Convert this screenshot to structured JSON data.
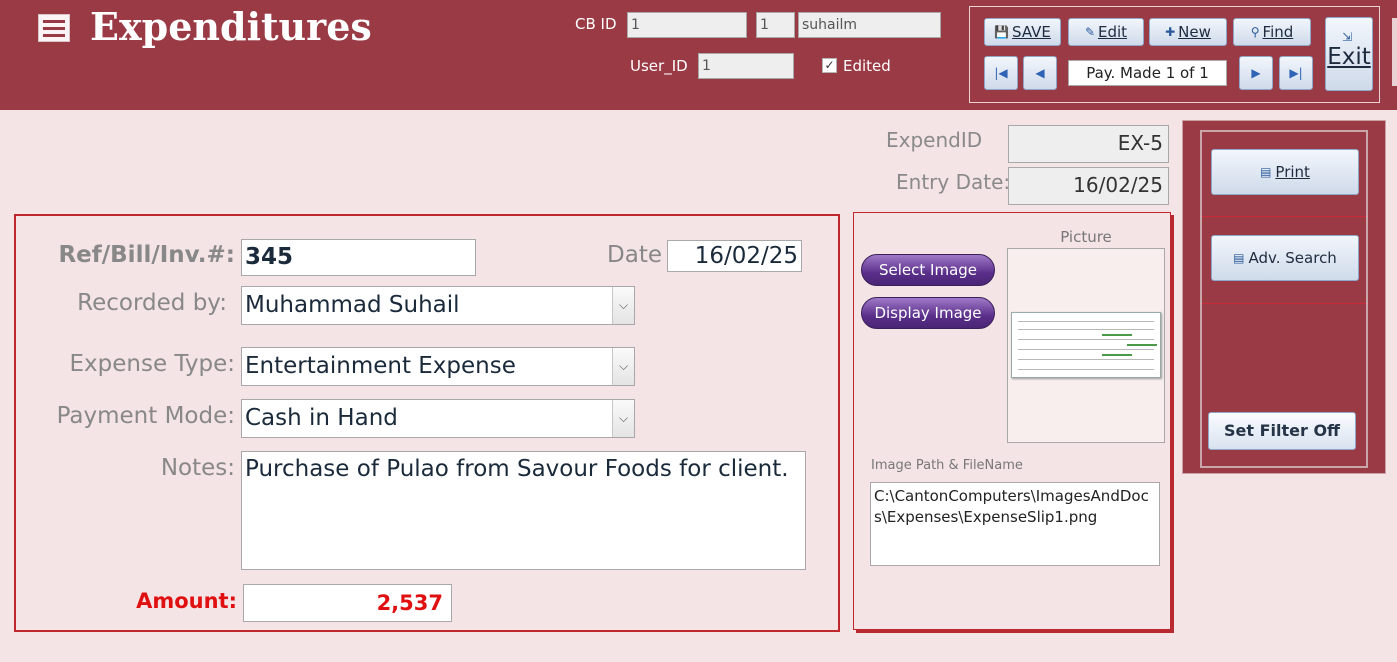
{
  "header": {
    "title": "Expenditures",
    "cb_id_label": "CB ID",
    "cb_id_value": "1",
    "cb_id_value2": "1",
    "username": "suhailm",
    "user_id_label": "User_ID",
    "user_id_value": "1",
    "edited_label": "Edited",
    "edited_checked": true
  },
  "toolbar": {
    "save": "SAVE",
    "edit": "Edit",
    "new": "New",
    "find": "Find",
    "record_nav": "Pay. Made 1 of 1",
    "exit": "Exit"
  },
  "record": {
    "expend_id_label": "ExpendID",
    "expend_id": "EX-5",
    "entry_date_label": "Entry Date:",
    "entry_date": "16/02/25"
  },
  "form": {
    "ref_label": "Ref/Bill/Inv.#:",
    "ref_value": "345",
    "date_label": "Date",
    "date_value": "16/02/25",
    "recorded_by_label": "Recorded by:",
    "recorded_by_value": "Muhammad Suhail",
    "expense_type_label": "Expense Type:",
    "expense_type_value": "Entertainment Expense",
    "payment_mode_label": "Payment Mode:",
    "payment_mode_value": "Cash in Hand",
    "notes_label": "Notes:",
    "notes_value": "Purchase of Pulao from Savour Foods for client.",
    "amount_label": "Amount:",
    "amount_value": "2,537"
  },
  "picture": {
    "select_image": "Select Image",
    "display_image": "Display Image",
    "picture_label": "Picture",
    "path_label": "Image Path & FileName",
    "path_value": "C:\\CantonComputers\\ImagesAndDocs\\Expenses\\ExpenseSlip1.png"
  },
  "side": {
    "print": "Print",
    "adv_search": "Adv. Search",
    "filter_off": "Set Filter Off"
  },
  "colors": {
    "header_bg": "#9a3a45",
    "body_bg": "#f5e4e5",
    "frame_red": "#c0272d",
    "amount_red": "#e01010"
  }
}
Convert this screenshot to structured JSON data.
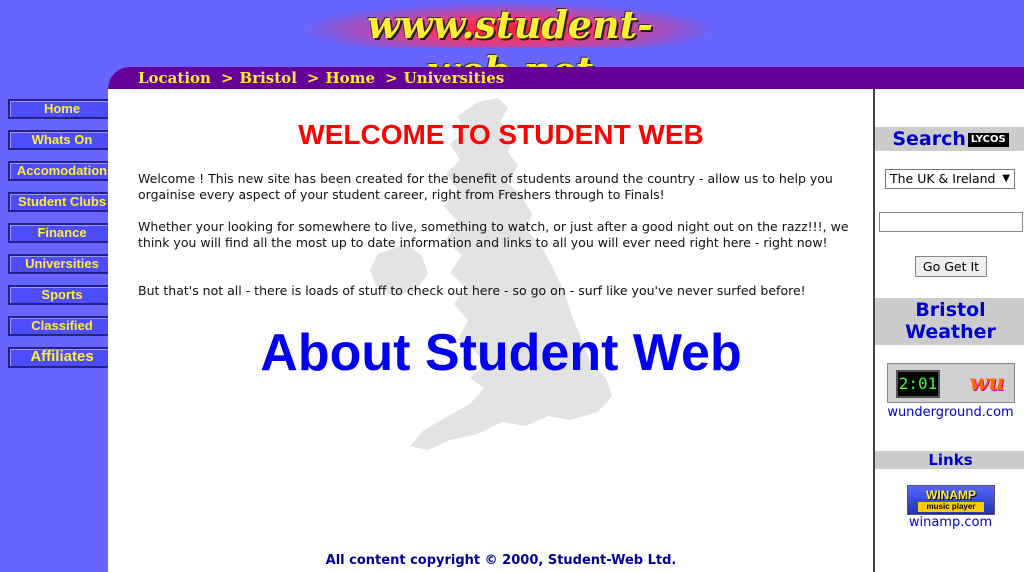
{
  "header": {
    "logo": "www.student-web.net"
  },
  "breadcrumb": {
    "items": [
      "Location",
      "Bristol",
      "Home",
      "Universities"
    ],
    "separator": ">"
  },
  "nav": {
    "items": [
      {
        "label": "Home"
      },
      {
        "label": "Whats On"
      },
      {
        "label": "Accomodation"
      },
      {
        "label": "Student Clubs"
      },
      {
        "label": "Finance"
      },
      {
        "label": "Universities"
      },
      {
        "label": "Sports"
      },
      {
        "label": "Classified"
      },
      {
        "label": "Affiliates"
      }
    ]
  },
  "main": {
    "title": "WELCOME TO STUDENT WEB",
    "para1": "Welcome ! This new site has been created for the benefit of students around the country - allow us to help you orgainise every aspect of your student career, right from Freshers through to Finals!",
    "para2": "Whether your looking for somewhere to live, something to watch, or just after a good night out on the razz!!!, we think you will find all the most up to date information and links to all you will ever need right here - right now!",
    "para3": "But that's not all - there is loads of stuff to check out here - so go on - surf like you've never surfed before!",
    "about": "About Student Web",
    "copyright": "All content copyright © 2000, Student-Web Ltd."
  },
  "sidebar": {
    "search_title": "Search",
    "search_brand": "LYCOS",
    "region_select": "The UK & Ireland",
    "search_value": "",
    "go_button": "Go Get It",
    "weather_title_line1": "Bristol",
    "weather_title_line2": "Weather",
    "weather_time": "2:01",
    "weather_logo": "wu",
    "weather_link": "wunderground.com",
    "links_title": "Links",
    "winamp_title": "WINAMP",
    "winamp_sub": "music player",
    "winamp_link": "winamp.com"
  },
  "colors": {
    "background": "#6666ff",
    "breadcrumb_bar": "#660099",
    "accent_yellow": "#ffee33",
    "title_red": "#ff0000",
    "about_blue": "#0000ee",
    "link_blue": "#0000cc"
  },
  "icons": [
    "uk-map-watermark",
    "chevron-down-icon"
  ]
}
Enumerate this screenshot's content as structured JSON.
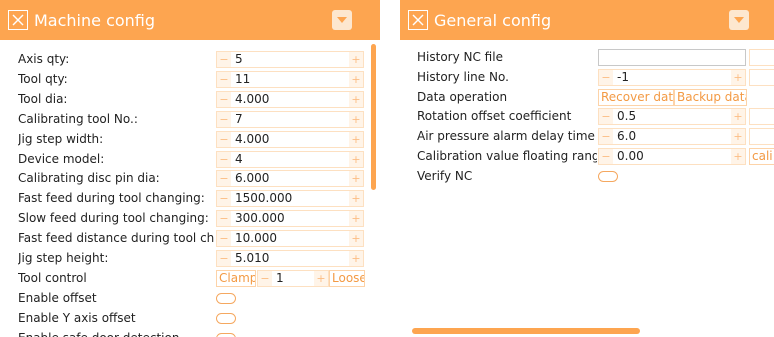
{
  "machine_config": {
    "title": "Machine config",
    "icons": {
      "close": "close-icon",
      "dropdown": "chevron-down-icon"
    },
    "rows": [
      {
        "label": "Axis qty:",
        "type": "stepper",
        "value": "5"
      },
      {
        "label": "Tool qty:",
        "type": "stepper",
        "value": "11"
      },
      {
        "label": "Tool dia:",
        "type": "stepper",
        "value": "4.000"
      },
      {
        "label": "Calibrating tool No.:",
        "type": "stepper",
        "value": "7"
      },
      {
        "label": "Jig step width:",
        "type": "stepper",
        "value": "4.000"
      },
      {
        "label": "Device model:",
        "type": "stepper",
        "value": "4"
      },
      {
        "label": "Calibrating disc pin dia:",
        "type": "stepper",
        "value": "6.000"
      },
      {
        "label": "Fast feed during tool changing:",
        "type": "stepper",
        "value": "1500.000"
      },
      {
        "label": "Slow feed during tool changing:",
        "type": "stepper",
        "value": "300.000"
      },
      {
        "label": "Fast feed distance during tool changing:",
        "type": "stepper",
        "value": "10.000"
      },
      {
        "label": "Jig step height:",
        "type": "stepper",
        "value": "5.010"
      },
      {
        "label": "Tool control",
        "type": "tool-control",
        "clamp": "Clamp",
        "value": "1",
        "loose": "Loose"
      },
      {
        "label": "Enable offset",
        "type": "toggle"
      },
      {
        "label": "Enable Y axis offset",
        "type": "toggle"
      },
      {
        "label": "Enable safe door detection",
        "type": "toggle"
      }
    ]
  },
  "general_config": {
    "title": "General config",
    "rows": [
      {
        "label": "History NC file",
        "type": "text-input",
        "value": ""
      },
      {
        "label": "History line No.",
        "type": "stepper",
        "value": "-1"
      },
      {
        "label": "Data operation",
        "type": "buttons",
        "recover": "Recover data",
        "backup": "Backup data"
      },
      {
        "label": "Rotation offset coefficient",
        "type": "stepper",
        "value": "0.5"
      },
      {
        "label": "Air pressure alarm delay time",
        "type": "stepper",
        "value": "6.0"
      },
      {
        "label": "Calibration value floating range",
        "type": "stepper",
        "value": "0.00",
        "extra": "cali"
      },
      {
        "label": "Verify NC",
        "type": "toggle"
      }
    ]
  },
  "colors": {
    "accent": "#fda550",
    "accent_light": "#fde0c1",
    "accent_text": "#f39a44"
  }
}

• • • • •

Task prompt: Pictures in the records above should not be copied. Repeat everything else exactly.

In response:
Convert this screenshot to structured JSON data.
{
  "header": {
    "title": "Expenditures",
    "cb_id_label": "CB ID",
    "cb_id_value": "1",
    "cb_id_value2": "1",
    "username": "suhailm",
    "user_id_label": "User_ID",
    "user_id_value": "1",
    "edited_label": "Edited",
    "edited_checked": true
  },
  "toolbar": {
    "save": "SAVE",
    "edit": "Edit",
    "new": "New",
    "find": "Find",
    "record_nav": "Pay. Made 1 of 1",
    "exit": "Exit"
  },
  "record": {
    "expend_id_label": "ExpendID",
    "expend_id": "EX-5",
    "entry_date_label": "Entry Date:",
    "entry_date": "16/02/25"
  },
  "form": {
    "ref_label": "Ref/Bill/Inv.#:",
    "ref_value": "345",
    "date_label": "Date",
    "date_value": "16/02/25",
    "recorded_by_label": "Recorded by:",
    "recorded_by_value": "Muhammad Suhail",
    "expense_type_label": "Expense Type:",
    "expense_type_value": "Entertainment Expense",
    "payment_mode_label": "Payment Mode:",
    "payment_mode_value": "Cash in Hand",
    "notes_label": "Notes:",
    "notes_value": "Purchase of Pulao from Savour Foods for client.",
    "amount_label": "Amount:",
    "amount_value": "2,537"
  },
  "picture": {
    "select_image": "Select Image",
    "display_image": "Display Image",
    "picture_label": "Picture",
    "path_label": "Image Path & FileName",
    "path_value": "C:\\CantonComputers\\ImagesAndDocs\\Expenses\\ExpenseSlip1.png"
  },
  "side": {
    "print": "Print",
    "adv_search": "Adv. Search",
    "filter_off": "Set Filter Off"
  },
  "colors": {
    "header_bg": "#9a3a45",
    "body_bg": "#f5e4e5",
    "frame_red": "#c0272d",
    "amount_red": "#e01010"
  }
}
Convert this screenshot to structured JSON data.
{
  "header": {
    "logo": "www.student-web.net"
  },
  "breadcrumb": {
    "items": [
      "Location",
      "Bristol",
      "Home",
      "Universities"
    ],
    "separator": ">"
  },
  "nav": {
    "items": [
      {
        "label": "Home"
      },
      {
        "label": "Whats On"
      },
      {
        "label": "Accomodation"
      },
      {
        "label": "Student Clubs"
      },
      {
        "label": "Finance"
      },
      {
        "label": "Universities"
      },
      {
        "label": "Sports"
      },
      {
        "label": "Classified"
      },
      {
        "label": "Affiliates"
      }
    ]
  },
  "main": {
    "title": "WELCOME TO STUDENT WEB",
    "para1": "Welcome ! This new site has been created for the benefit of students around the country - allow us to help you orgainise every aspect of your student career, right from Freshers through to Finals!",
    "para2": "Whether your looking for somewhere to live, something to watch, or just after a good night out on the razz!!!, we think you will find all the most up to date information and links to all you will ever need right here - right now!",
    "para3": "But that's not all - there is loads of stuff to check out here - so go on - surf like you've never surfed before!",
    "about": "About Student Web",
    "copyright": "All content copyright © 2000, Student-Web Ltd."
  },
  "sidebar": {
    "search_title": "Search",
    "search_brand": "LYCOS",
    "region_select": "The UK & Ireland",
    "search_value": "",
    "go_button": "Go Get It",
    "weather_title_line1": "Bristol",
    "weather_title_line2": "Weather",
    "weather_time": "2:01",
    "weather_logo": "wu",
    "weather_link": "wunderground.com",
    "links_title": "Links",
    "winamp_title": "WINAMP",
    "winamp_sub": "music player",
    "winamp_link": "winamp.com"
  },
  "colors": {
    "background": "#6666ff",
    "breadcrumb_bar": "#660099",
    "accent_yellow": "#ffee33",
    "title_red": "#ff0000",
    "about_blue": "#0000ee",
    "link_blue": "#0000cc"
  },
  "icons": [
    "uk-map-watermark",
    "chevron-down-icon"
  ]
}
Enumerate this screenshot's content as structured JSON.
{
  "machine_config": {
    "title": "Machine config",
    "icons": {
      "close": "close-icon",
      "dropdown": "chevron-down-icon"
    },
    "rows": [
      {
        "label": "Axis qty:",
        "type": "stepper",
        "value": "5"
      },
      {
        "label": "Tool qty:",
        "type": "stepper",
        "value": "11"
      },
      {
        "label": "Tool dia:",
        "type": "stepper",
        "value": "4.000"
      },
      {
        "label": "Calibrating tool No.:",
        "type": "stepper",
        "value": "7"
      },
      {
        "label": "Jig step width:",
        "type": "stepper",
        "value": "4.000"
      },
      {
        "label": "Device model:",
        "type": "stepper",
        "value": "4"
      },
      {
        "label": "Calibrating disc pin dia:",
        "type": "stepper",
        "value": "6.000"
      },
      {
        "label": "Fast feed during tool changing:",
        "type": "stepper",
        "value": "1500.000"
      },
      {
        "label": "Slow feed during tool changing:",
        "type": "stepper",
        "value": "300.000"
      },
      {
        "label": "Fast feed distance during tool changing:",
        "type": "stepper",
        "value": "10.000"
      },
      {
        "label": "Jig step height:",
        "type": "stepper",
        "value": "5.010"
      },
      {
        "label": "Tool control",
        "type": "tool-control",
        "clamp": "Clamp",
        "value": "1",
        "loose": "Loose"
      },
      {
        "label": "Enable offset",
        "type": "toggle"
      },
      {
        "label": "Enable Y axis offset",
        "type": "toggle"
      },
      {
        "label": "Enable safe door detection",
        "type": "toggle"
      }
    ]
  },
  "general_config": {
    "title": "General config",
    "rows": [
      {
        "label": "History NC file",
        "type": "text-input",
        "value": ""
      },
      {
        "label": "History line No.",
        "type": "stepper",
        "value": "-1"
      },
      {
        "label": "Data operation",
        "type": "buttons",
        "recover": "Recover data",
        "backup": "Backup data"
      },
      {
        "label": "Rotation offset coefficient",
        "type": "stepper",
        "value": "0.5"
      },
      {
        "label": "Air pressure alarm delay time",
        "type": "stepper",
        "value": "6.0"
      },
      {
        "label": "Calibration value floating range",
        "type": "stepper",
        "value": "0.00",
        "extra": "cali"
      },
      {
        "label": "Verify NC",
        "type": "toggle"
      }
    ]
  },
  "colors": {
    "accent": "#fda550",
    "accent_light": "#fde0c1",
    "accent_text": "#f39a44"
  }
}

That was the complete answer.